◆ **The problem**
Every line below should be repeated exactly.

════════════════

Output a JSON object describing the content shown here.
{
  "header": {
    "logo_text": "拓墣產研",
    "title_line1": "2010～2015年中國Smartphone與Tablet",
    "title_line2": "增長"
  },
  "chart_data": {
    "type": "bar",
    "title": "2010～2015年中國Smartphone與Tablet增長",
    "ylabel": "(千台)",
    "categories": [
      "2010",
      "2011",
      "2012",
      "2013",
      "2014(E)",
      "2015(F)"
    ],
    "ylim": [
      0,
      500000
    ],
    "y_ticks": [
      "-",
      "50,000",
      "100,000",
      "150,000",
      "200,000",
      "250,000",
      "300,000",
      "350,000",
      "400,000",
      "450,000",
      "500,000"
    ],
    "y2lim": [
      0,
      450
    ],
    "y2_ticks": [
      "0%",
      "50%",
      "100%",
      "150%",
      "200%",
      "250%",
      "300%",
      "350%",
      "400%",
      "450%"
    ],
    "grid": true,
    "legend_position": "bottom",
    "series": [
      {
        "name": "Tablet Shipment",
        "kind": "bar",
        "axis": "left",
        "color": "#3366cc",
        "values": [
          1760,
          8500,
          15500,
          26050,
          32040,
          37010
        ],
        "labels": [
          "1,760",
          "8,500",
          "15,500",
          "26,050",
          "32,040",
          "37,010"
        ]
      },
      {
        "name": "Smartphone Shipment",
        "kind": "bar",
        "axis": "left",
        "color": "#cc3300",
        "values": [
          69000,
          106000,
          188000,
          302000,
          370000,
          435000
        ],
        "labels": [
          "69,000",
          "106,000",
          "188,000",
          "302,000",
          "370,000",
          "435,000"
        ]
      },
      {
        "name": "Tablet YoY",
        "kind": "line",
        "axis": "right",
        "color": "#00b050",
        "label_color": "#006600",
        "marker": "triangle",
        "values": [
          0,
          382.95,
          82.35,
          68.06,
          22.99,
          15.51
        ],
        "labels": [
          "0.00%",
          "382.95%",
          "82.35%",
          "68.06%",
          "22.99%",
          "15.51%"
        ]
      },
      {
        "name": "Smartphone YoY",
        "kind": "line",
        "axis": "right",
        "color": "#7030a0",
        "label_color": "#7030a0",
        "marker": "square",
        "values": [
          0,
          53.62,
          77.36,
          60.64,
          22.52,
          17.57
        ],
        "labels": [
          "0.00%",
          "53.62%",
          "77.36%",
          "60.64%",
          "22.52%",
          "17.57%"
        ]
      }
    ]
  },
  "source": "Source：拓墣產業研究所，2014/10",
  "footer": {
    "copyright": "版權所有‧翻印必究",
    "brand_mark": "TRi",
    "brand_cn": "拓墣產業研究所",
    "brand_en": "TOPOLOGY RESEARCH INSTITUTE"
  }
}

════════════════

◆ **Correct response**
Output a JSON object describing the content shown here.
{
  "header": {
    "logo_text": "拓墣產研",
    "title_line1": "2010～2015年中國Smartphone與Tablet",
    "title_line2": "增長"
  },
  "chart_data": {
    "type": "bar",
    "title": "2010～2015年中國Smartphone與Tablet增長",
    "ylabel": "(千台)",
    "categories": [
      "2010",
      "2011",
      "2012",
      "2013",
      "2014(E)",
      "2015(F)"
    ],
    "ylim": [
      0,
      500000
    ],
    "y_ticks": [
      "-",
      "50,000",
      "100,000",
      "150,000",
      "200,000",
      "250,000",
      "300,000",
      "350,000",
      "400,000",
      "450,000",
      "500,000"
    ],
    "y2lim": [
      0,
      450
    ],
    "y2_ticks": [
      "0%",
      "50%",
      "100%",
      "150%",
      "200%",
      "250%",
      "300%",
      "350%",
      "400%",
      "450%"
    ],
    "grid": true,
    "legend_position": "bottom",
    "series": [
      {
        "name": "Tablet Shipment",
        "kind": "bar",
        "axis": "left",
        "color": "#3366cc",
        "values": [
          1760,
          8500,
          15500,
          26050,
          32040,
          37010
        ],
        "labels": [
          "1,760",
          "8,500",
          "15,500",
          "26,050",
          "32,040",
          "37,010"
        ]
      },
      {
        "name": "Smartphone Shipment",
        "kind": "bar",
        "axis": "left",
        "color": "#cc3300",
        "values": [
          69000,
          106000,
          188000,
          302000,
          370000,
          435000
        ],
        "labels": [
          "69,000",
          "106,000",
          "188,000",
          "302,000",
          "370,000",
          "435,000"
        ]
      },
      {
        "name": "Tablet YoY",
        "kind": "line",
        "axis": "right",
        "color": "#00b050",
        "label_color": "#006600",
        "marker": "triangle",
        "values": [
          0,
          382.95,
          82.35,
          68.06,
          22.99,
          15.51
        ],
        "labels": [
          "0.00%",
          "382.95%",
          "82.35%",
          "68.06%",
          "22.99%",
          "15.51%"
        ]
      },
      {
        "name": "Smartphone YoY",
        "kind": "line",
        "axis": "right",
        "color": "#7030a0",
        "label_color": "#7030a0",
        "marker": "square",
        "values": [
          0,
          53.62,
          77.36,
          60.64,
          22.52,
          17.57
        ],
        "labels": [
          "0.00%",
          "53.62%",
          "77.36%",
          "60.64%",
          "22.52%",
          "17.57%"
        ]
      }
    ]
  },
  "source": "Source：拓墣產業研究所，2014/10",
  "footer": {
    "copyright": "版權所有‧翻印必究",
    "brand_mark": "TRi",
    "brand_cn": "拓墣產業研究所",
    "brand_en": "TOPOLOGY RESEARCH INSTITUTE"
  }
}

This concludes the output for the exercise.